Problem to solve:
From the listing below, pull each line that includes "Board".

++++++++++++++++++++

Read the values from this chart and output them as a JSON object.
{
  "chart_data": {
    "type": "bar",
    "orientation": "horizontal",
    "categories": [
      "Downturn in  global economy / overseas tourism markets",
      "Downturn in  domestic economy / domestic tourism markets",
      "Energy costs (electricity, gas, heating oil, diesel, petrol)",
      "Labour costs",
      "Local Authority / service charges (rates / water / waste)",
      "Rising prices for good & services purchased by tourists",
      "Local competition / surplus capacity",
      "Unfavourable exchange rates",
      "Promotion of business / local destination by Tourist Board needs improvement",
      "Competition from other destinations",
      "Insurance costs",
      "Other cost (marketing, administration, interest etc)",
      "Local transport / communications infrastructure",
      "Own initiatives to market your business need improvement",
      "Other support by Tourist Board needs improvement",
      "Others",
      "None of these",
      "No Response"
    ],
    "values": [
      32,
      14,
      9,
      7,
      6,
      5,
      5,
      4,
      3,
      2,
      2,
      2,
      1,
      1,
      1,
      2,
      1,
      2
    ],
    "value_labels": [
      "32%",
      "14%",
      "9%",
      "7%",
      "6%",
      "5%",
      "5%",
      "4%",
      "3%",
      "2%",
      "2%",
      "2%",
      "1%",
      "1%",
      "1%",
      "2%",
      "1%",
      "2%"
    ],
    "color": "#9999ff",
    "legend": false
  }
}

++++++++++++++++++++

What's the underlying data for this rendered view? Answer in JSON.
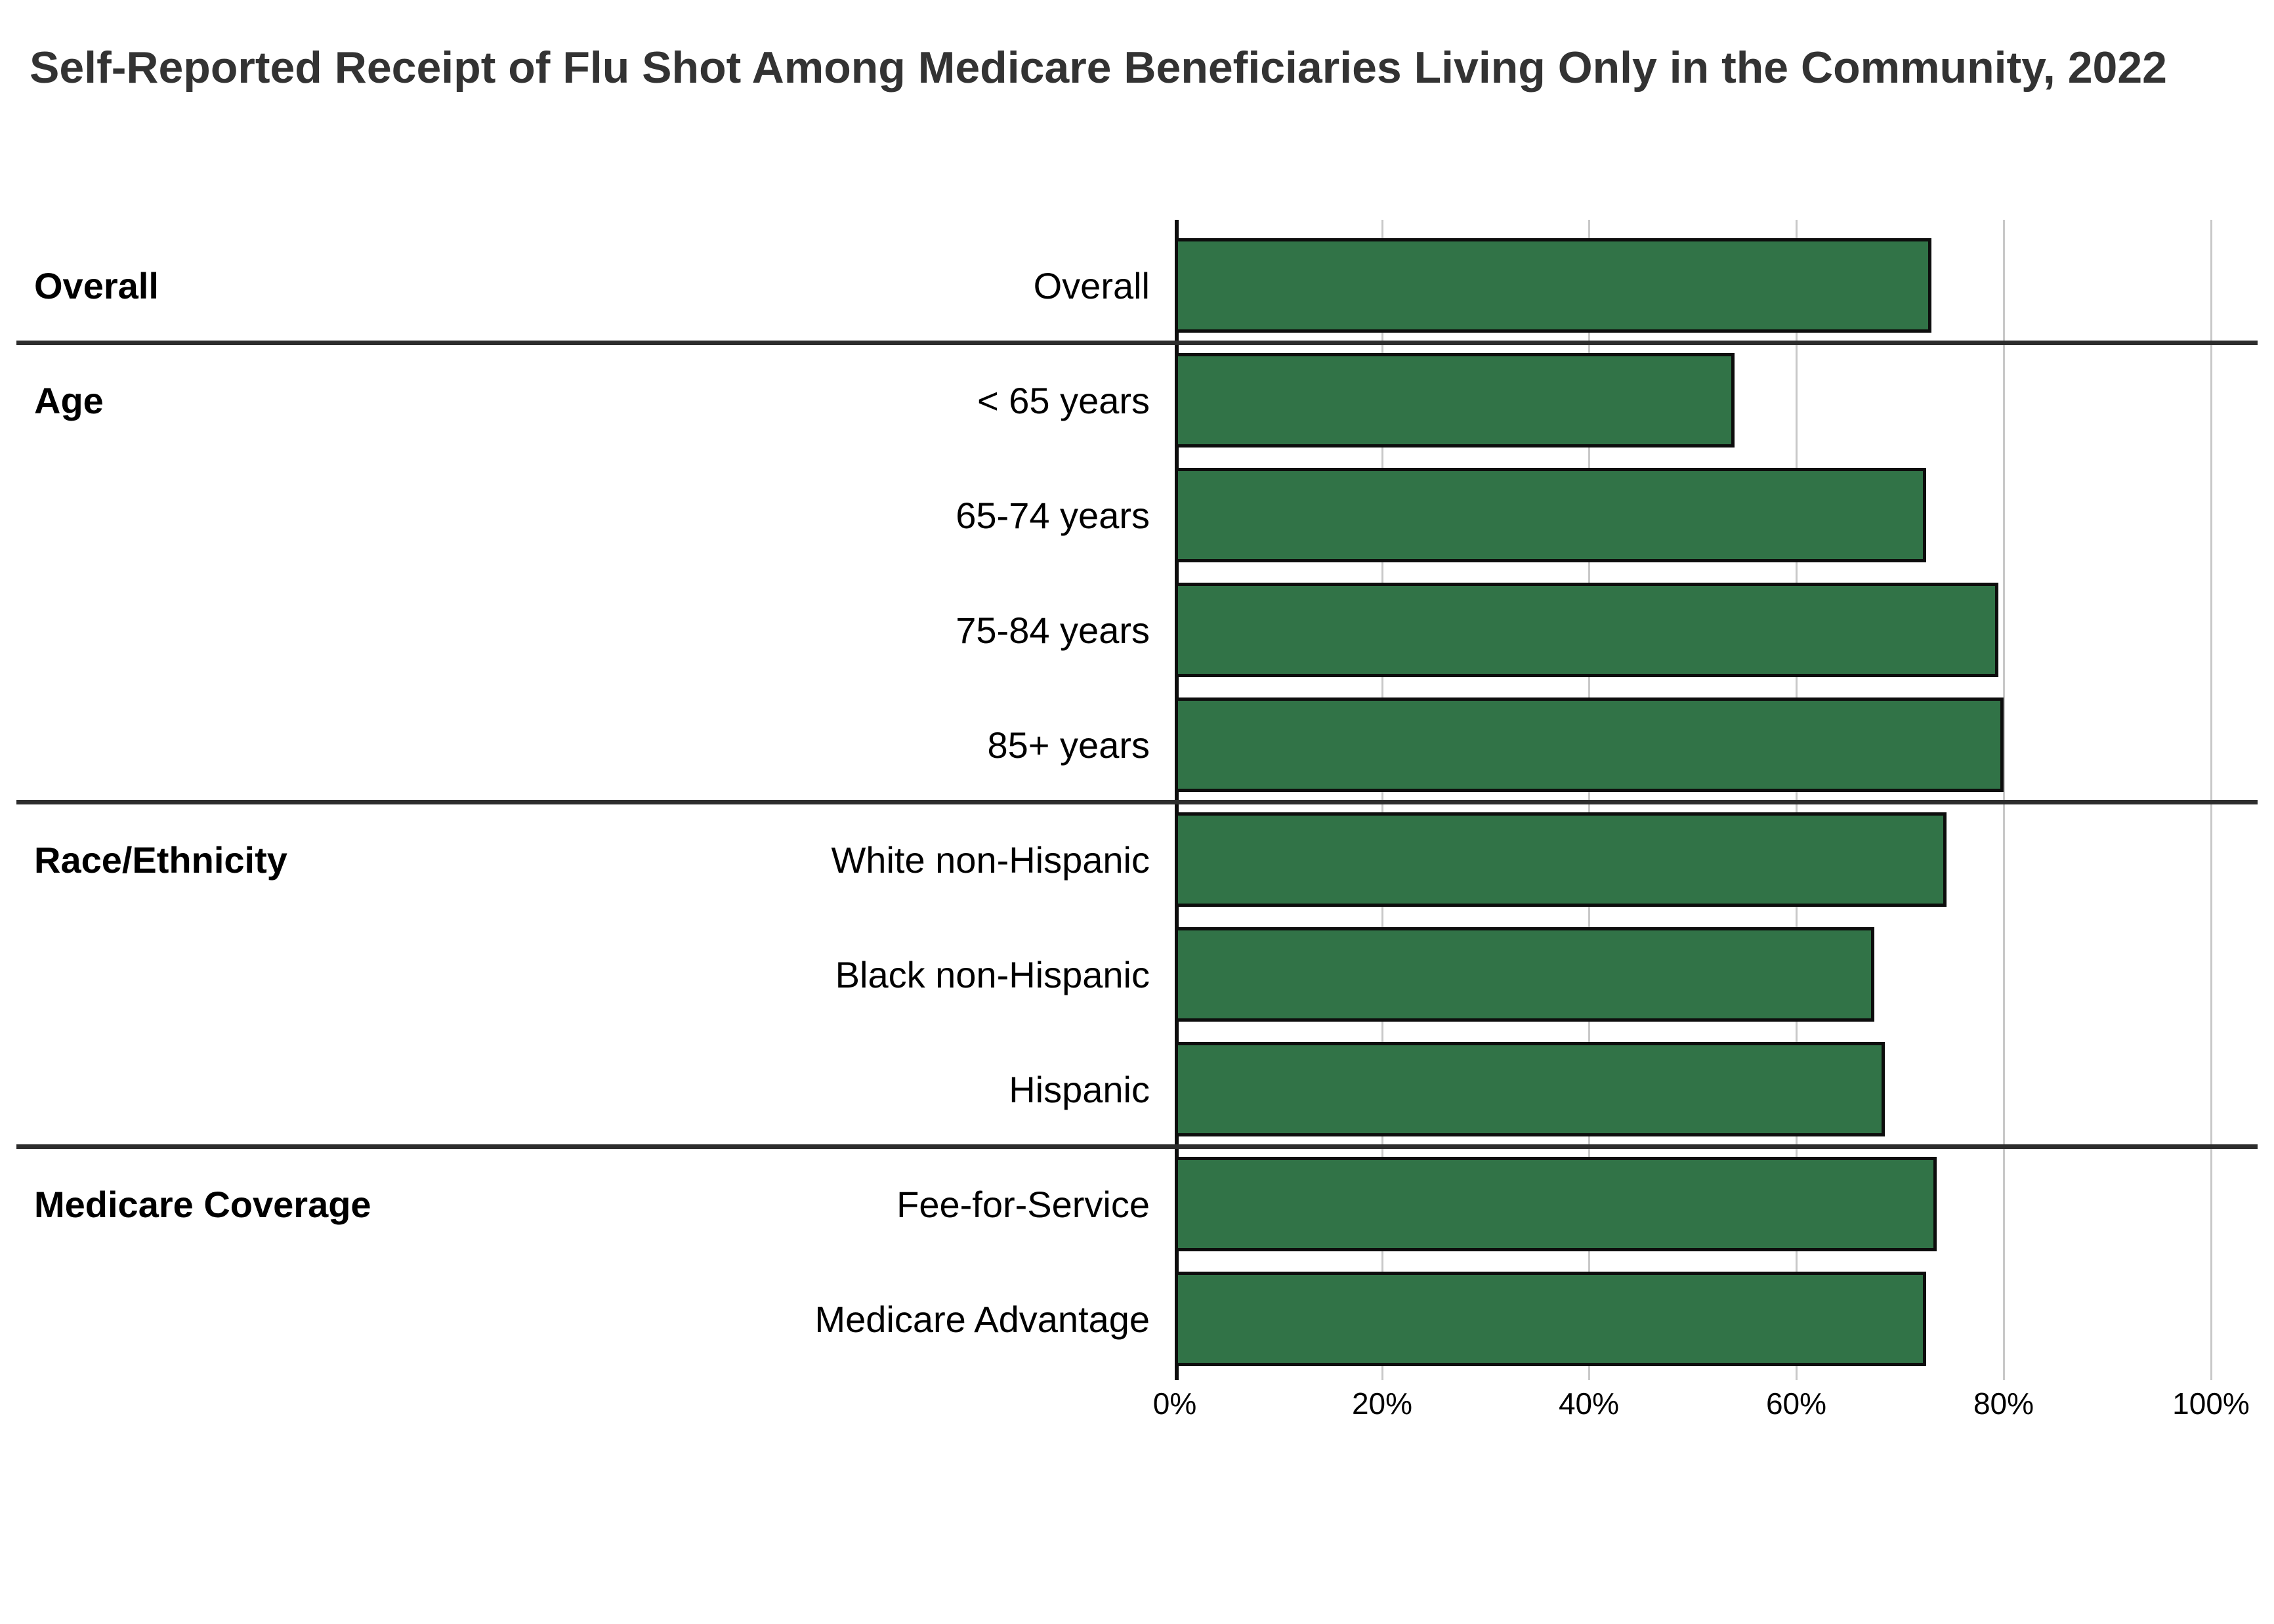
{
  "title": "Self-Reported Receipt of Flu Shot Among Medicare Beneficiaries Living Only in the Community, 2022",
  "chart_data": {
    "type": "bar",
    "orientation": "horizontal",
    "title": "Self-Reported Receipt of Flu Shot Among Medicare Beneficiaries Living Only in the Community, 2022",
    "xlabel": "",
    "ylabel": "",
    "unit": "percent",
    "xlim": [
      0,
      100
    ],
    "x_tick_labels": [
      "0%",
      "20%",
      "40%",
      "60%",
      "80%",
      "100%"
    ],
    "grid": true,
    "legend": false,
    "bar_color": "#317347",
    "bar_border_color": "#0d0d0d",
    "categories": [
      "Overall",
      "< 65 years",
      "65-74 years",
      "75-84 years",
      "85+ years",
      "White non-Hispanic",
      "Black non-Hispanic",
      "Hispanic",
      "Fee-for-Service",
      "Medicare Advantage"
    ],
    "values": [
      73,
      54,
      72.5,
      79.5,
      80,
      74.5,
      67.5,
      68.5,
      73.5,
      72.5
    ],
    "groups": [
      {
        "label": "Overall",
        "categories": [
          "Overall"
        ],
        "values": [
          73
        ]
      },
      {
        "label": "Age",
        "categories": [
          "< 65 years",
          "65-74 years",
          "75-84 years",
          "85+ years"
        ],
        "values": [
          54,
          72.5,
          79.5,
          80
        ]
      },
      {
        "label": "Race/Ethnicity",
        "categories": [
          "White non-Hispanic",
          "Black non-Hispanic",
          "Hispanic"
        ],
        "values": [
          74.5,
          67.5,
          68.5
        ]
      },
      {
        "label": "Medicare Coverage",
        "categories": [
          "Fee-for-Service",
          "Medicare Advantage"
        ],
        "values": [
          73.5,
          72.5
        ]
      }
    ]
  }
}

++++++++++++++++++++

Result for this task:
      "Promotion of business / local destination by Tourist Board needs improvement",
      "Other support by Tourist Board needs improvement",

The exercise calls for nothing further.